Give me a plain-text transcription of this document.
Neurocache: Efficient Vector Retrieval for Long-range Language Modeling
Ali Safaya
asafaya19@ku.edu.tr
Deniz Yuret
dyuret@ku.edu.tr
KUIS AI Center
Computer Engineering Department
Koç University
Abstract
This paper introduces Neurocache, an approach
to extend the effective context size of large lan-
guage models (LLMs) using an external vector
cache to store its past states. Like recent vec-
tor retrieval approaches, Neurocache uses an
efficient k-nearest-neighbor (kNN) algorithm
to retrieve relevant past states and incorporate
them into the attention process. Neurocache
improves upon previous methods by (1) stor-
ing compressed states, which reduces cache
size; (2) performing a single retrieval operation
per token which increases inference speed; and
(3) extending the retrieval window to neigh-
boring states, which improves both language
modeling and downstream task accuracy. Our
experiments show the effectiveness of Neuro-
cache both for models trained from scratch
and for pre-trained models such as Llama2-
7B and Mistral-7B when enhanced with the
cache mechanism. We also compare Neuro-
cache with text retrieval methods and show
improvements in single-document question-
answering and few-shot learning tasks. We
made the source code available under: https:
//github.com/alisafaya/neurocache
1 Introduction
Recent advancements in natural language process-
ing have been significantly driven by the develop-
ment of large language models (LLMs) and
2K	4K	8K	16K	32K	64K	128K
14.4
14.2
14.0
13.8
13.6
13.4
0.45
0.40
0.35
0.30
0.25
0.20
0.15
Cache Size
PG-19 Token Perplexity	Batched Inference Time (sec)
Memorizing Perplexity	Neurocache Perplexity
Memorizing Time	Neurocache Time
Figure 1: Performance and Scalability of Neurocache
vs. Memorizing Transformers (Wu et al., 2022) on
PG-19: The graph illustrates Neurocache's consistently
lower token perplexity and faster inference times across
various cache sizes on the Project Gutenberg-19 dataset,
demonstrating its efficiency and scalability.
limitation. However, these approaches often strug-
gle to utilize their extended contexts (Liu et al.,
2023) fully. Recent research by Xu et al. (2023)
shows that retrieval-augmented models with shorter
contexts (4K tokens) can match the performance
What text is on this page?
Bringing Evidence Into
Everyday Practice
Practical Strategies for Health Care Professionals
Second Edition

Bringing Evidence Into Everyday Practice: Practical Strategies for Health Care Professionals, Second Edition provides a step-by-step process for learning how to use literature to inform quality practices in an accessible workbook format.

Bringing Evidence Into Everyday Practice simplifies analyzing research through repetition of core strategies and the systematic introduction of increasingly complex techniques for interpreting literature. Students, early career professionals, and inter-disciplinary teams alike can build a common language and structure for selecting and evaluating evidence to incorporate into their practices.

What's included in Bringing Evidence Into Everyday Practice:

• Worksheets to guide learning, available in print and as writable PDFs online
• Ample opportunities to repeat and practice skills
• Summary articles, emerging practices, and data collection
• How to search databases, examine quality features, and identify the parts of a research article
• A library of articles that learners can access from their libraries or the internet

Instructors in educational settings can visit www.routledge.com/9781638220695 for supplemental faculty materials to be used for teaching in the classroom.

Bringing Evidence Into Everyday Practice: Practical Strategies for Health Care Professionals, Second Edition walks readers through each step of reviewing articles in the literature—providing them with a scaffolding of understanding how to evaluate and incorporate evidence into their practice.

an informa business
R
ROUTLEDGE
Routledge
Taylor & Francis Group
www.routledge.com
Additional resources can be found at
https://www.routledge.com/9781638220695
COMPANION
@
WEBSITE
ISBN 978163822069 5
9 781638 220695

▶ _Aim of the task_
Copy only the stretch running from the line containing "What text is on this page?" to the final line of the entries, both ends included, exactly as it stands.

▶ _Exercise result_
What text is on this page?
Bringing Evidence Into
Everyday Practice
Practical Strategies for Health Care Professionals
Second Edition

Bringing Evidence Into Everyday Practice: Practical Strategies for Health Care Professionals, Second Edition provides a step-by-step process for learning how to use literature to inform quality practices in an accessible workbook format.

Bringing Evidence Into Everyday Practice simplifies analyzing research through repetition of core strategies and the systematic introduction of increasingly complex techniques for interpreting literature. Students, early career professionals, and inter-disciplinary teams alike can build a common language and structure for selecting and evaluating evidence to incorporate into their practices.

What's included in Bringing Evidence Into Everyday Practice:

• Worksheets to guide learning, available in print and as writable PDFs online
• Ample opportunities to repeat and practice skills
• Summary articles, emerging practices, and data collection
• How to search databases, examine quality features, and identify the parts of a research article
• A library of articles that learners can access from their libraries or the internet

Instructors in educational settings can visit www.routledge.com/9781638220695 for supplemental faculty materials to be used for teaching in the classroom.

Bringing Evidence Into Everyday Practice: Practical Strategies for Health Care Professionals, Second Edition walks readers through each step of reviewing articles in the literature—providing them with a scaffolding of understanding how to evaluate and incorporate evidence into their practice.

an informa business
R
ROUTLEDGE
Routledge
Taylor & Francis Group
www.routledge.com
Additional resources can be found at
https://www.routledge.com/9781638220695
COMPANION
@
WEBSITE
ISBN 978163822069 5
9 781638 220695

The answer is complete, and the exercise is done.